== EXTRACTED RECORDS ==
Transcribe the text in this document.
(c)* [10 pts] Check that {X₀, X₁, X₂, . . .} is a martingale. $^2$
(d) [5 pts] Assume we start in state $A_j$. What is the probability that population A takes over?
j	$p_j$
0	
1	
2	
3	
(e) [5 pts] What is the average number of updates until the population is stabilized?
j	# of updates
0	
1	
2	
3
===
[YOUR INSTRUCTIONS] Repeat all the entries exactly as given.

[OUTPUT]
Transcribe the text in this document.
(c)* [10 pts] Check that {X₀, X₁, X₂, . . .} is a martingale. $^2$
(d) [5 pts] Assume we start in state $A_j$. What is the probability that population A takes over?
j	$p_j$
0	
1	
2	
3	
(e) [5 pts] What is the average number of updates until the population is stabilized?
j	# of updates
0	
1	
2	
3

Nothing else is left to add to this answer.